---------- Gegebener Textabschnitt ----------

Der IWF vertritt das Interesse der Finanzoligarchie venezianischer Art, die das Zentralbankwesen beherrscht, das wiederum die nationalen Bankenwesen der meisten europäischen Länder beherrscht und die Menschen ausbeutet. Deshalb wurde Hitler an die Macht gebracht. Die Synarchistische Internationale hatte das schon zur Zeit des Versailler Vertrages so geplant - wahrscheinlich noch nicht auf die Person Hitlers festgelegt, aber das Vorhaben als solches.

Europa kann sich aus eigener Kraft nicht retten. Deshalb müssen die USA die Aufgabe erfüllen, wofür die Europäer sie damals schufen: anderen Teilen der Welt zu ihrem Recht verhelfen, sich als wirklich souveräne Republiken selbst zu regieren, wo alle Menschen bewußt und wohlunterrichtet an der Regelung der Angelegenheiten des Landes mitwirken. Dazu müssen sie die Geschichts- und Rechtsprinzipien lernen, die sie bei ihren Entscheidungen leiten müssen, so daß sie Institutionen aufbauen können, mit denen sie sich selbst regieren.

Wir sind derzeit aus meiner Sicht in den USA recht gut in Form. Kerry ist sicher kein Allroundgenie. Aber wir müssen und können dafür sorgen, daß die Regierung, wenn es zum Konflikt zwischen der Finanzwelt und dem Gemeinwohl der Menschen kommt, die Bevölkerung schützt.

Nehmen wir die Lage in Deutschland. Nach letzten Schätzungen gibt es hier acht Millionen Arbeitslose oder mehr. Wenn diese acht Millionen Menschen sinnvolle Arbeit hätten, wäre Deutschland nicht bankrott. Alles wäre bestens.

Wie erreicht man das? Nimmt man Geld, das schon vorhanden ist? Nein, das erforderliche Geld gibt es noch nicht, man muß es erst "schöpfen", und zwar so, daß es solide ist. Das kann nur eine souveräne Regierung, die das Geld zwecks Schaffung produktiver Arbeitsplätze vergibt.

---------- Datensätze ----------

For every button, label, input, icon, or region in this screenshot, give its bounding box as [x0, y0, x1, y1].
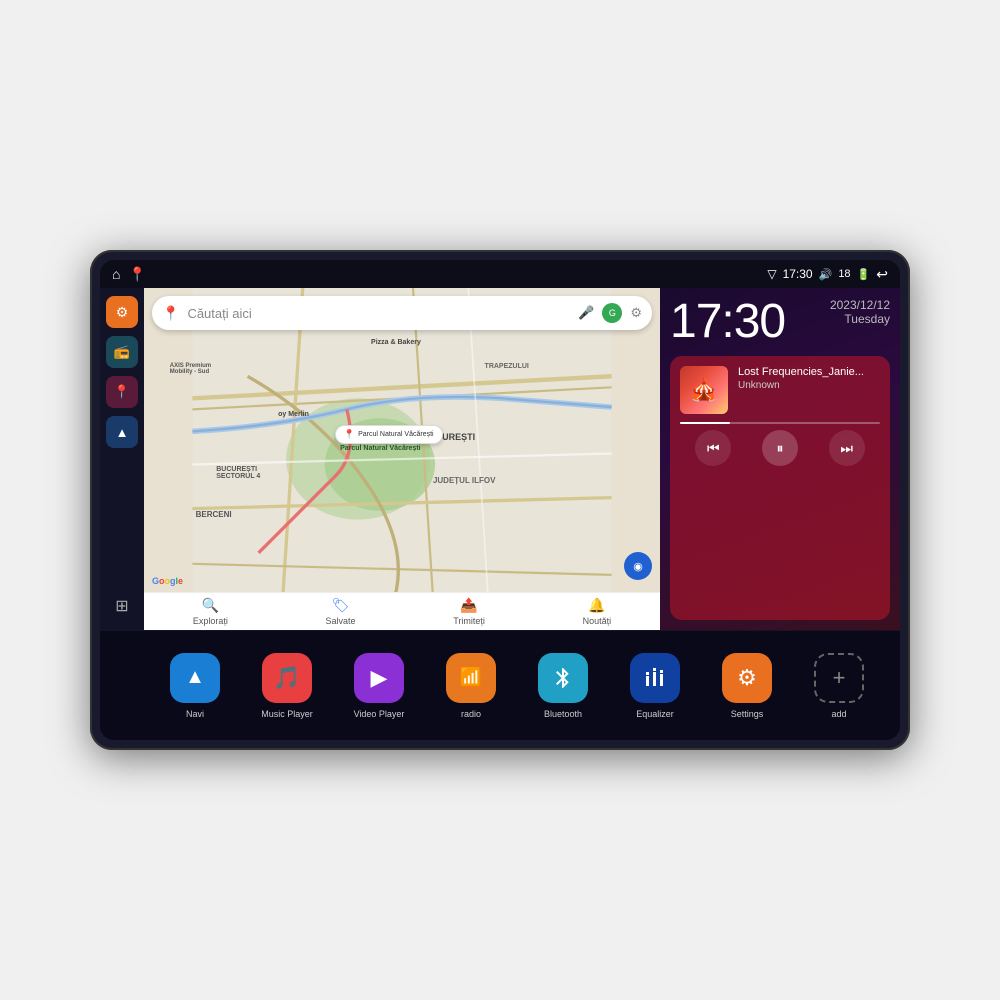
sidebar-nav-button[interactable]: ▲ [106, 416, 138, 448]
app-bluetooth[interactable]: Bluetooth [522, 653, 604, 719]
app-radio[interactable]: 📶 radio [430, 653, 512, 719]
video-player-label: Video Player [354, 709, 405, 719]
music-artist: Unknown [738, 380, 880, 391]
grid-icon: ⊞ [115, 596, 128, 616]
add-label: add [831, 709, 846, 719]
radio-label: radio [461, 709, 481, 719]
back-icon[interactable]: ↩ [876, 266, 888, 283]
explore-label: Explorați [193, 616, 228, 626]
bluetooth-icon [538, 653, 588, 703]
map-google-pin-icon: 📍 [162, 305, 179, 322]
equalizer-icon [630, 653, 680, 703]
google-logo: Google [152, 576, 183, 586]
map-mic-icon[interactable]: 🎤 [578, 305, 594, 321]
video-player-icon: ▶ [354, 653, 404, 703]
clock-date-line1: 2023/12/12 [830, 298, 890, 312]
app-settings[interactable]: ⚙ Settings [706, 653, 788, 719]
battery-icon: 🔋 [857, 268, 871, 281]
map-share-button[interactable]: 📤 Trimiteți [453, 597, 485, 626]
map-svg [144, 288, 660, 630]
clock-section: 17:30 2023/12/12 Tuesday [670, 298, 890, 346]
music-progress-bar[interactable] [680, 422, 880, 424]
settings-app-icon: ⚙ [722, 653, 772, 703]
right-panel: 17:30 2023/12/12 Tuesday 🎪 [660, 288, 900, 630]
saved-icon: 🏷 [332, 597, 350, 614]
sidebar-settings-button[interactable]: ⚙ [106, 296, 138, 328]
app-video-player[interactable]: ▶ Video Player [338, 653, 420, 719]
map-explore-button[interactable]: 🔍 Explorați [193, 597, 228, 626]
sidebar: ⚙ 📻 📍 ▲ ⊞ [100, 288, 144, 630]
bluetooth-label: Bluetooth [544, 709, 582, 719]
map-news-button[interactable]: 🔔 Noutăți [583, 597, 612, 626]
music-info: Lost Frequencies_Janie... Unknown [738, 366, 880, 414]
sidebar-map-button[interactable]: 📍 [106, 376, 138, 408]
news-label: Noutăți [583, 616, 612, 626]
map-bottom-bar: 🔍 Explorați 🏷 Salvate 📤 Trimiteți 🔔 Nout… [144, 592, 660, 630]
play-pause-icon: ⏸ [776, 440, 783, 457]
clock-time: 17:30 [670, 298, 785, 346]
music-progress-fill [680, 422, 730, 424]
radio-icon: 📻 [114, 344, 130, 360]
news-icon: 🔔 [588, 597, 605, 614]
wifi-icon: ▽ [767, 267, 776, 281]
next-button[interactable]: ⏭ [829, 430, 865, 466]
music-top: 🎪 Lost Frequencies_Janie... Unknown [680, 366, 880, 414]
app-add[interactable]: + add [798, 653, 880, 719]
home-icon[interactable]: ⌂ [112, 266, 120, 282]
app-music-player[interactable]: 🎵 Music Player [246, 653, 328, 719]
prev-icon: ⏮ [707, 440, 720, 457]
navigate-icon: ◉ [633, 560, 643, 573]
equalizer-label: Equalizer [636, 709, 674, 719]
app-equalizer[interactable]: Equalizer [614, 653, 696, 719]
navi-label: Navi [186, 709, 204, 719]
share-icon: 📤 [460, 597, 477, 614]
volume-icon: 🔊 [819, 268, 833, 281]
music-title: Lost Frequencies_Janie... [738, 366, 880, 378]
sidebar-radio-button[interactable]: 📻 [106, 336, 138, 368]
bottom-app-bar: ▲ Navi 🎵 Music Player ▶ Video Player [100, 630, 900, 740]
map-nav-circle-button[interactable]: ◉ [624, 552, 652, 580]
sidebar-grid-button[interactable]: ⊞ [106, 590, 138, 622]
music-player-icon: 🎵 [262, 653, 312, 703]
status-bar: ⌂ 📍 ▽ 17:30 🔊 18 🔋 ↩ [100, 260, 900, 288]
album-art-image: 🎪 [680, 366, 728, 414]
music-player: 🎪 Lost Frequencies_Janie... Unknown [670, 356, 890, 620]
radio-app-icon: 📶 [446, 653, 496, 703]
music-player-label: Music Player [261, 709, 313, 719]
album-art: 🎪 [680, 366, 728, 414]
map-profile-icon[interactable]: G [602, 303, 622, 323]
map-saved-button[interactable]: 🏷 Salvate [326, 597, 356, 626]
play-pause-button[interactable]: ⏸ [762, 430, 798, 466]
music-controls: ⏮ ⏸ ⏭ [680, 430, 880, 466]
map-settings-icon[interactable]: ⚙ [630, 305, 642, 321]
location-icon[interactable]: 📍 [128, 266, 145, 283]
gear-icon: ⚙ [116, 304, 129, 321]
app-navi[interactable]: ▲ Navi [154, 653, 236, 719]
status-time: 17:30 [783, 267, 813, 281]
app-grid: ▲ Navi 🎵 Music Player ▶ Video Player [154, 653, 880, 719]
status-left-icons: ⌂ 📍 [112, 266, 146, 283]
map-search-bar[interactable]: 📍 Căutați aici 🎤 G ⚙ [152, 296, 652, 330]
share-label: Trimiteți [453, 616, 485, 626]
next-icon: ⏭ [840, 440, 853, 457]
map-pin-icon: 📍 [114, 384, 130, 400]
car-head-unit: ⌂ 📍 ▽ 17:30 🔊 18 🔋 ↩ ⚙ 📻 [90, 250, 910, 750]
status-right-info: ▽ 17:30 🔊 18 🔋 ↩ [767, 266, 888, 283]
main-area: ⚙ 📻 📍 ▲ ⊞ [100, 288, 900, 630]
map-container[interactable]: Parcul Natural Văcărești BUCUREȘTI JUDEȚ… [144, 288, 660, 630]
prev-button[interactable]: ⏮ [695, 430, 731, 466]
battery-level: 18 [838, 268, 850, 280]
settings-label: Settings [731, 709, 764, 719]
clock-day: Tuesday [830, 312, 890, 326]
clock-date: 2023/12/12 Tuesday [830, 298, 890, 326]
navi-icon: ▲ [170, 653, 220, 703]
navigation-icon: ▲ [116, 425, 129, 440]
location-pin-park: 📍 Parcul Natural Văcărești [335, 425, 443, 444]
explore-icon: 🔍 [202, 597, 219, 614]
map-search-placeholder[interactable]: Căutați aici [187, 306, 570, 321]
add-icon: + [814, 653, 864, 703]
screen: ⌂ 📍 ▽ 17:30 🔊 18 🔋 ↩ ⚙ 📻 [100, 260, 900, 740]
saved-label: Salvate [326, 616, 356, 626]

----------
---------- Datensätze ----------

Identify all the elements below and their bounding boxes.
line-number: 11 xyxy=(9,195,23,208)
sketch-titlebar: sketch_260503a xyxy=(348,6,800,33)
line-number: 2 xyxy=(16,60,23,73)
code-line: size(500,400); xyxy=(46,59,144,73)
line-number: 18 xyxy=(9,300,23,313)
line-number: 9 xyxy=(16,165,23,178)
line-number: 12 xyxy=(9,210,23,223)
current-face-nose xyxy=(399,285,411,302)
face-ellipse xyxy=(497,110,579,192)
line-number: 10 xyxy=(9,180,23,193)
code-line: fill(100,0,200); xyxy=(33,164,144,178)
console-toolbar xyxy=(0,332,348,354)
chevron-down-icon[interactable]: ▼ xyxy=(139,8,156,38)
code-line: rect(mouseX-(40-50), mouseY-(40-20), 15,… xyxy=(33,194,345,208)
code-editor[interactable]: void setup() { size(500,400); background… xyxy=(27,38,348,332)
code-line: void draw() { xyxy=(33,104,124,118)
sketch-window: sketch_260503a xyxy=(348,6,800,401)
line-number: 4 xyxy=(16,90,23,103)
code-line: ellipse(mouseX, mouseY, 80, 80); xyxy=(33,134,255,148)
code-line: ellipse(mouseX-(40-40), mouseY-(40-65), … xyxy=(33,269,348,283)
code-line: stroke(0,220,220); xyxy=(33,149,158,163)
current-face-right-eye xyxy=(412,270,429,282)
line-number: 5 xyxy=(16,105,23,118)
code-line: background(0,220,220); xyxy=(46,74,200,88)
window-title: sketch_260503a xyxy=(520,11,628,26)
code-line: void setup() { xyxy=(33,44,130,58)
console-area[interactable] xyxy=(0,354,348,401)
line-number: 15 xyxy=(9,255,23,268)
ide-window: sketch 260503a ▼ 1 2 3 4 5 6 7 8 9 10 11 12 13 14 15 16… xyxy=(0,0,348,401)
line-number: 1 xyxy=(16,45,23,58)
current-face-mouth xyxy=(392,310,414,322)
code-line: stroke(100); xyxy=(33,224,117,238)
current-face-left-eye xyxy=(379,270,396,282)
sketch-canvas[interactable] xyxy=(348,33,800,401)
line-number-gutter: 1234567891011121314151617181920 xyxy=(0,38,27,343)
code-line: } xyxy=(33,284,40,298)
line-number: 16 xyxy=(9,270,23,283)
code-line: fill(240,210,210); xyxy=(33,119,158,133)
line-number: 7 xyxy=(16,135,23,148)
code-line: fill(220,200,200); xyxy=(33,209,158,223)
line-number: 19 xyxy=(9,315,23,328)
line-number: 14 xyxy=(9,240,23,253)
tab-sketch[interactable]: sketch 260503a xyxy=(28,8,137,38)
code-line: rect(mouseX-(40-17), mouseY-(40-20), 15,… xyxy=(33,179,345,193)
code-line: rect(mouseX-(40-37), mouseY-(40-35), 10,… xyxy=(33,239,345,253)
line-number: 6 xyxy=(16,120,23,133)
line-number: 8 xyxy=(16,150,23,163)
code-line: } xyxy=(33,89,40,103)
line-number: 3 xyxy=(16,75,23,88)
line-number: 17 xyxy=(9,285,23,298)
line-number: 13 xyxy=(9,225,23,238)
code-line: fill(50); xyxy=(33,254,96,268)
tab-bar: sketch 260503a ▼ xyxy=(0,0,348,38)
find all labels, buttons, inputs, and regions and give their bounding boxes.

----------

▶ [Ihre Aufgaben]:
1/ Wie lässt sich der Absatz im Textabschnitt, der mit „Nehmen wir die Lage in Deutschland“ beginnt, kürzer fassen? Geben Sie ihn knapp wieder und behalten Sie seine wichtigsten Angaben bei.
2/ Beantworten Sie anhand des Textabschnitts folgende Fragen:
(a) Wer hatte das Vorhaben schon zur Zeit des Versailler Vertrages geplant?
(b) Wie viele Arbeitslose gibt es in Deutschland nach letzten Schätzungen?
(c) Wer allein kann das erforderliche Geld so schöpfen, dass es solide ist?
3/ Schreiben Sie aus dem Textabschnitt den Teil von „Europa kann sich“ bis einschließlich „sich selbst regieren.“ wortgetreu ab.

▶ [Ergebnisse je Aufgabe]:
1/ Nach letzten Schätzungen gibt es in Deutschland acht Millionen oder mehr Arbeitslose. Hätten sie sinnvolle Arbeit, wäre das Land nicht bankrott, und alles wäre bestens.

2/
(a) Die Synarchistische Internationale.
(b) Acht Millionen oder mehr.
(c) Eine souveräne Regierung, die das Geld zwecks Schaffung produktiver Arbeitsplätze vergibt.

3/
Europa kann sich aus eigener Kraft nicht retten. Deshalb müssen die USA die Aufgabe erfüllen, wofür die Europäer sie damals schufen: anderen Teilen der Welt zu ihrem Recht verhelfen, sich als wirklich souveräne Republiken selbst zu regieren, wo alle Menschen bewußt und wohlunterrichtet an der Regelung der Angelegenheiten des Landes mitwirken. Dazu müssen sie die Geschichts- und Rechtsprinzipien lernen, die sie bei ihren Entscheidungen leiten müssen, so daß sie Institutionen aufbauen können, mit denen sie sich selbst regieren.